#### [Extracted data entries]
---------------

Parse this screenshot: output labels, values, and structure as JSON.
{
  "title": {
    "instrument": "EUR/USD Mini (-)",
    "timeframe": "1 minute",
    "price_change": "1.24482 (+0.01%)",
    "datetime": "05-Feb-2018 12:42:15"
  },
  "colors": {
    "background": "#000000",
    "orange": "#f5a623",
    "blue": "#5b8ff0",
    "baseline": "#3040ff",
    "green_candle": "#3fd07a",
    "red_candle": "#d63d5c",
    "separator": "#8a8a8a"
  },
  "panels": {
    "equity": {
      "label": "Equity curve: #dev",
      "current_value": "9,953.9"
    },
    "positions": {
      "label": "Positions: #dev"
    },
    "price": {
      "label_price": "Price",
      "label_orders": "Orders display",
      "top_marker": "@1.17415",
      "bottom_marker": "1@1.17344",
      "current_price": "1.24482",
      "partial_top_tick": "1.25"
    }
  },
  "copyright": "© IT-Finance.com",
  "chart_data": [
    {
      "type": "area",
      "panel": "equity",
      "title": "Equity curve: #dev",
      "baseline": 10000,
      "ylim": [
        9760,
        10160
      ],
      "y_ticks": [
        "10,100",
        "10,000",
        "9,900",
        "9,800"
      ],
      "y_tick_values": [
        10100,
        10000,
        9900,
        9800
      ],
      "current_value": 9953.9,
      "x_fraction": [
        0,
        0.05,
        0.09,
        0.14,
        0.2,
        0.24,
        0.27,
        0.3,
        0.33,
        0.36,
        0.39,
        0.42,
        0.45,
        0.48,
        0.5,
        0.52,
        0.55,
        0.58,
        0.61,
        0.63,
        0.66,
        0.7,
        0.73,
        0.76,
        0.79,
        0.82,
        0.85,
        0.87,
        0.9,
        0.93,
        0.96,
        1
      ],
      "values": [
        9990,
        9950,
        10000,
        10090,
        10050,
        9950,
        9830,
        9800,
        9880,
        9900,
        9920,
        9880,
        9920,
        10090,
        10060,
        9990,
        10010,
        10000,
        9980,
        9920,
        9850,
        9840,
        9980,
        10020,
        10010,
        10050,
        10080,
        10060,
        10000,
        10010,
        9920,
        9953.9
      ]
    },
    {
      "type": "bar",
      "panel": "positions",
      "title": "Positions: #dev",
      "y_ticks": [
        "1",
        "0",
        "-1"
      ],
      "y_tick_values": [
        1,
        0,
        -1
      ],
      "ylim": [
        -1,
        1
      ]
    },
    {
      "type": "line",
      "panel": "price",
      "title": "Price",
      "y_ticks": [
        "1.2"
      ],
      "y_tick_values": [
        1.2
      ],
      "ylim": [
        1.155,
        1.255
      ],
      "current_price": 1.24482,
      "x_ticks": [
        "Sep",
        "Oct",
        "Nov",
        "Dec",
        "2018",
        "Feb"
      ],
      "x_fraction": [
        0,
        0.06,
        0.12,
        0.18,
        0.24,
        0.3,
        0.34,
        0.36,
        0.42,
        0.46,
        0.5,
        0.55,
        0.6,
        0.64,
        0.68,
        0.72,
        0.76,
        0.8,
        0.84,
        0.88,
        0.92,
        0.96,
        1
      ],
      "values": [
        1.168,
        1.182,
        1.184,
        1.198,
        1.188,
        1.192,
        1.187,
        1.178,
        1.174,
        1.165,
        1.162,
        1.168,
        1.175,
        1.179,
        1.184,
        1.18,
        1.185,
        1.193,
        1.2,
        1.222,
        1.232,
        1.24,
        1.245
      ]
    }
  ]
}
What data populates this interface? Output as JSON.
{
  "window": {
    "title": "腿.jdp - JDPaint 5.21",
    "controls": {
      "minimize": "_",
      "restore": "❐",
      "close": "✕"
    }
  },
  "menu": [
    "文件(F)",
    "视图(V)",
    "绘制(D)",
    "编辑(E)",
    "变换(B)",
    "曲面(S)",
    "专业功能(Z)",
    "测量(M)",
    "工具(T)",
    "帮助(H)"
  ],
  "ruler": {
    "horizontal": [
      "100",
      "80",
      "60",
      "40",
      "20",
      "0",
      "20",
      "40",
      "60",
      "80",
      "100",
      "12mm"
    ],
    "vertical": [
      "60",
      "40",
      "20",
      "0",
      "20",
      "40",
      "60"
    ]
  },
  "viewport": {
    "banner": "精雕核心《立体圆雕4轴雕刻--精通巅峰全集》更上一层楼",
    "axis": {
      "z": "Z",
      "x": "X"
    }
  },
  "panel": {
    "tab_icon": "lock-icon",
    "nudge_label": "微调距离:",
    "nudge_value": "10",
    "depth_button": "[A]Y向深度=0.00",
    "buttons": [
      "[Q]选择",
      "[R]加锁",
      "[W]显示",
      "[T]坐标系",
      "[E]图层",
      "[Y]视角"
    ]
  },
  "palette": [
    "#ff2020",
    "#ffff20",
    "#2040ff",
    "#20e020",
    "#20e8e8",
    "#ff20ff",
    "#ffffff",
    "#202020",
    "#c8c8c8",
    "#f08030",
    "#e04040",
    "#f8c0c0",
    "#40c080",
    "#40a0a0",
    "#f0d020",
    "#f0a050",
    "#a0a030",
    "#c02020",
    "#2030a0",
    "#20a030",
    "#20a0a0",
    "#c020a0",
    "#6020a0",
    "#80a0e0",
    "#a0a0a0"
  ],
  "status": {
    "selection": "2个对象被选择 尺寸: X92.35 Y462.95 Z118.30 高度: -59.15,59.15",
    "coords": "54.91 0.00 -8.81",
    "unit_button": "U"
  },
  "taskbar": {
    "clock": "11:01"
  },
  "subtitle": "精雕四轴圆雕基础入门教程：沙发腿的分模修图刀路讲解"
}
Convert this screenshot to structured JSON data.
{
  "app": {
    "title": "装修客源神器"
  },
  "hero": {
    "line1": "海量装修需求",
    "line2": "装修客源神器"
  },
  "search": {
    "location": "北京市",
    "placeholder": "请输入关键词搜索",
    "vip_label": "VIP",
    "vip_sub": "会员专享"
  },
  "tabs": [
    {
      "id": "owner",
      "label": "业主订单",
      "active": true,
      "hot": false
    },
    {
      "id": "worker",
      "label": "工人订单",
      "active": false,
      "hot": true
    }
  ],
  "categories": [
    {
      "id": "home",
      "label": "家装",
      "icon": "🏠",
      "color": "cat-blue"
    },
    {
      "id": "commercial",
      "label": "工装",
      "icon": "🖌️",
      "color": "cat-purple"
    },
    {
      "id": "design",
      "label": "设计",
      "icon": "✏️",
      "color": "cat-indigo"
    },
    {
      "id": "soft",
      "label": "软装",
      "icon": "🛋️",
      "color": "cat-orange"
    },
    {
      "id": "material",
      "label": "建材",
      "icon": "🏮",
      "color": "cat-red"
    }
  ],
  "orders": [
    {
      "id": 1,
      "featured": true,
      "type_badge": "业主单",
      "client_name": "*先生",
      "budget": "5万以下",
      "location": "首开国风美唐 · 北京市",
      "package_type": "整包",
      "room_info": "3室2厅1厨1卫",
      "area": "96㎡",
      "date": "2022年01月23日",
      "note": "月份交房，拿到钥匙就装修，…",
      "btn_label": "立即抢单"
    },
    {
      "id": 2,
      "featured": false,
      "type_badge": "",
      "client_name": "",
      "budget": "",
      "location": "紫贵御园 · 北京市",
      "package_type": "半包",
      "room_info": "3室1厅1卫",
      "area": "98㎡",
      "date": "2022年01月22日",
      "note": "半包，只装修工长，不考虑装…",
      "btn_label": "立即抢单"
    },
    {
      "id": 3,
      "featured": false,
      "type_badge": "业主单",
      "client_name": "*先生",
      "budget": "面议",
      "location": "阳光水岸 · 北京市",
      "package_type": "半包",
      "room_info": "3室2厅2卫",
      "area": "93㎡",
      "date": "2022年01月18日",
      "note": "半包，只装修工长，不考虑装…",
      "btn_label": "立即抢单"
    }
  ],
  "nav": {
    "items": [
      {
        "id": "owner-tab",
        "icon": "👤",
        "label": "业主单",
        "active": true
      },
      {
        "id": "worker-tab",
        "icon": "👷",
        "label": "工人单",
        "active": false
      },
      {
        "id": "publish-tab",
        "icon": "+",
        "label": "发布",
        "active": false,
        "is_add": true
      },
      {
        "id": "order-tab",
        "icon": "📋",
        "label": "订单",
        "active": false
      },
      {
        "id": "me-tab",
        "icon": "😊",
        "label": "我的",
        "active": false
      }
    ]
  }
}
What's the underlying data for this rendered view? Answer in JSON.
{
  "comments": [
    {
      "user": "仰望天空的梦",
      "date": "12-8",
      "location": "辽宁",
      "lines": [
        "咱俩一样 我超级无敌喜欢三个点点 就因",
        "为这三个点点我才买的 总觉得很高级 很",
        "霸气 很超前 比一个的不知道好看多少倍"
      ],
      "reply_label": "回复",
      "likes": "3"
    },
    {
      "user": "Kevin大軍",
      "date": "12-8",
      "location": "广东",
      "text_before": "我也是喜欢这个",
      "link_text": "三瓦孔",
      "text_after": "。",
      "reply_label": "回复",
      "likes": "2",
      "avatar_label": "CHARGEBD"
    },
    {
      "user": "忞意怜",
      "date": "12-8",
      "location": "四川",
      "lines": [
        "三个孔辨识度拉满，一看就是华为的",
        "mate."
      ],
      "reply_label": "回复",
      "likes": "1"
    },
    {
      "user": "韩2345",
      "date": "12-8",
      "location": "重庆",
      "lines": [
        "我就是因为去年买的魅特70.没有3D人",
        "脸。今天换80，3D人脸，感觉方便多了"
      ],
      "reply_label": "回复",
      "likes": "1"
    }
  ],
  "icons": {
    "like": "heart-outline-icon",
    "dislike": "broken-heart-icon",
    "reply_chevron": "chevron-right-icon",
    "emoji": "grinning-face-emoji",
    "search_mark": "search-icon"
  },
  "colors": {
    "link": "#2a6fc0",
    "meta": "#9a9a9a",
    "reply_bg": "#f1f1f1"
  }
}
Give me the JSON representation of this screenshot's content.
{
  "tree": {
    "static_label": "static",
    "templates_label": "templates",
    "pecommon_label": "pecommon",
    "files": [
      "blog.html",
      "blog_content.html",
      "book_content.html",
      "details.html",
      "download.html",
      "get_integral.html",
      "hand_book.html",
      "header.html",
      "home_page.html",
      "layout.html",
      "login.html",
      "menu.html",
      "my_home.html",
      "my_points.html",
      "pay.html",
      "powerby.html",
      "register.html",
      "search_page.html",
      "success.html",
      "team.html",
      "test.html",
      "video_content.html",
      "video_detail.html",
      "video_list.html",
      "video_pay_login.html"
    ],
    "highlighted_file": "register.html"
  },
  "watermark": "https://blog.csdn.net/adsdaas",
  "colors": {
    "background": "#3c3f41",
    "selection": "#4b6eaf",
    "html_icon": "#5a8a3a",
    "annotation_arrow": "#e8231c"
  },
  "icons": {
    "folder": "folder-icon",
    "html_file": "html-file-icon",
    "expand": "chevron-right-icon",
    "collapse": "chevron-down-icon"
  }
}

---------------

#### [Required work]
Scan the material above. Return every line containing the string "location".

#### [Reply to the exercise]
    "location": "北京市",
      "location": "首开国风美唐 · 北京市",
      "location": "紫贵御园 · 北京市",
      "location": "阳光水岸 · 北京市",
      "location": "辽宁",
      "location": "广东",
      "location": "四川",
      "location": "重庆",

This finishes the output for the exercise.